- **Task item**
Give the entries below again, word for word, and leave out the images.

- **Data extracts**
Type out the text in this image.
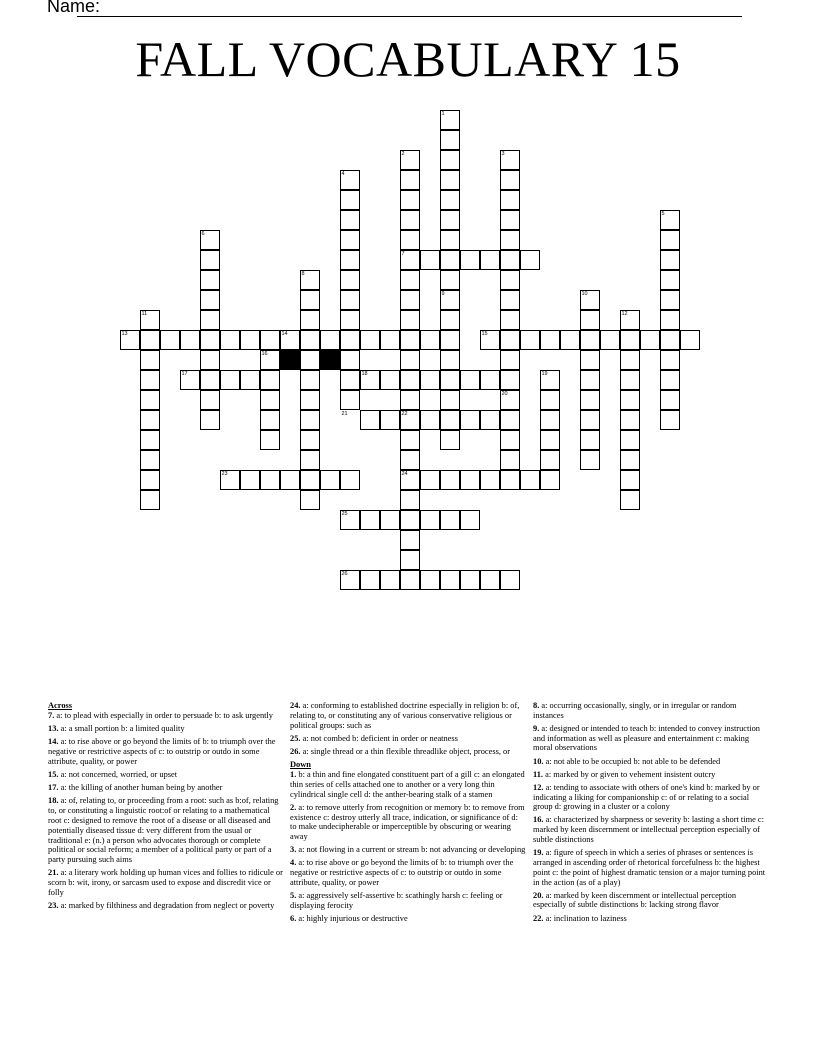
Name:
FALL VOCABULARY 15
1
2	3
4
5
6
7
8
9	10
11	12
13	14	15
16
17	18	19
20
21	22
23	24
25
26
Across
7. a: to plead with especially in order to persuade b: to ask urgently
13. a: a small portion b: a limited quality
14. a: to rise above or go beyond the limits of b: to triumph over the negative or restrictive aspects of c: to outstrip or outdo in some attribute, quality, or power
15. a: not concerned, worried, or upset
17. a: the killing of another human being by another
18. a: of, relating to, or proceeding from a root: such as b:of, relating to, or constituting a linguistic root:of or relating to a mathematical root c: designed to remove the root of a disease or all diseased and potentially diseased tissue d: very different from the usual or traditional e: (n.) a person who advocates thorough or complete political or social reform; a member of a political party or part of a party pursuing such aims
21. a: a literary work holding up human vices and follies to ridicule or scorn b: wit, irony, or sarcasm used to expose and discredit vice or folly
23. a: marked by filthiness and degradation from neglect or poverty
24. a: conforming to established doctrine especially in religion b: of, relating to, or constituting any of various conservative religious or political groups: such as
25. a: not combed b: deficient in order or neatness
26. a: single thread or a thin flexible threadlike object, process, or
Down
1. b: a thin and fine elongated constituent part of a gill c: an elongated thin series of cells attached one to another or a very long thin cylindrical single cell d: the anther-bearing stalk of a stamen
2. a: to remove utterly from recognition or memory b: to remove from existence c: destroy utterly all trace, indication, or significance of d: to make undecipherable or imperceptible by obscuring or wearing away
3. a: not flowing in a current or stream b: not advancing or developing
4. a: to rise above or go beyond the limits of b: to triumph over the negative or restrictive aspects of c: to outstrip or outdo in some attribute, quality, or power
5. a: aggressively self-assertive b: scathingly harsh c: feeling or displaying ferocity
6. a: highly injurious or destructive
8. a: occurring occasionally, singly, or in irregular or random instances
9. a: designed or intended to teach b: intended to convey instruction and information as well as pleasure and entertainment c: making moral observations
10. a: not able to be occupied b: not able to be defended
11. a: marked by or given to vehement insistent outcry
12. a: tending to associate with others of one's kind b: marked by or indicating a liking for companionship c: of or relating to a social group d: growing in a cluster or a colony
16. a: characterized by sharpness or severity b: lasting a short time c: marked by keen discernment or intellectual perception especially of subtle distinctions
19. a: figure of speech in which a series of phrases or sentences is arranged in ascending order of rhetorical forcefulness b: the highest point c: the point of highest dramatic tension or a major turning point in the action (as of a play)
20. a: marked by keen discernment or intellectual perception especially of subtle distinctions b: lacking strong flavor
22. a: inclination to laziness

- **Answer**
Type out the text in this image.
Name:
FALL VOCABULARY 15
1
2	3
4
5
6
7
8
9	10
11	12
13	14	15
16
17	18	19
20
21	22
23	24
25
26
Across
7. a: to plead with especially in order to persuade b: to ask urgently
13. a: a small portion b: a limited quality
14. a: to rise above or go beyond the limits of b: to triumph over the negative or restrictive aspects of c: to outstrip or outdo in some attribute, quality, or power
15. a: not concerned, worried, or upset
17. a: the killing of another human being by another
18. a: of, relating to, or proceeding from a root: such as b:of, relating to, or constituting a linguistic root:of or relating to a mathematical root c: designed to remove the root of a disease or all diseased and potentially diseased tissue d: very different from the usual or traditional e: (n.) a person who advocates thorough or complete political or social reform; a member of a political party or part of a party pursuing such aims
21. a: a literary work holding up human vices and follies to ridicule or scorn b: wit, irony, or sarcasm used to expose and discredit vice or folly
23. a: marked by filthiness and degradation from neglect or poverty
24. a: conforming to established doctrine especially in religion b: of, relating to, or constituting any of various conservative religious or political groups: such as
25. a: not combed b: deficient in order or neatness
26. a: single thread or a thin flexible threadlike object, process, or
Down
1. b: a thin and fine elongated constituent part of a gill c: an elongated thin series of cells attached one to another or a very long thin cylindrical single cell d: the anther-bearing stalk of a stamen
2. a: to remove utterly from recognition or memory b: to remove from existence c: destroy utterly all trace, indication, or significance of d: to make undecipherable or imperceptible by obscuring or wearing away
3. a: not flowing in a current or stream b: not advancing or developing
4. a: to rise above or go beyond the limits of b: to triumph over the negative or restrictive aspects of c: to outstrip or outdo in some attribute, quality, or power
5. a: aggressively self-assertive b: scathingly harsh c: feeling or displaying ferocity
6. a: highly injurious or destructive
8. a: occurring occasionally, singly, or in irregular or random instances
9. a: designed or intended to teach b: intended to convey instruction and information as well as pleasure and entertainment c: making moral observations
10. a: not able to be occupied b: not able to be defended
11. a: marked by or given to vehement insistent outcry
12. a: tending to associate with others of one's kind b: marked by or indicating a liking for companionship c: of or relating to a social group d: growing in a cluster or a colony
16. a: characterized by sharpness or severity b: lasting a short time c: marked by keen discernment or intellectual perception especially of subtle distinctions
19. a: figure of speech in which a series of phrases or sentences is arranged in ascending order of rhetorical forcefulness b: the highest point c: the point of highest dramatic tension or a major turning point in the action (as of a play)
20. a: marked by keen discernment or intellectual perception especially of subtle distinctions b: lacking strong flavor
22. a: inclination to laziness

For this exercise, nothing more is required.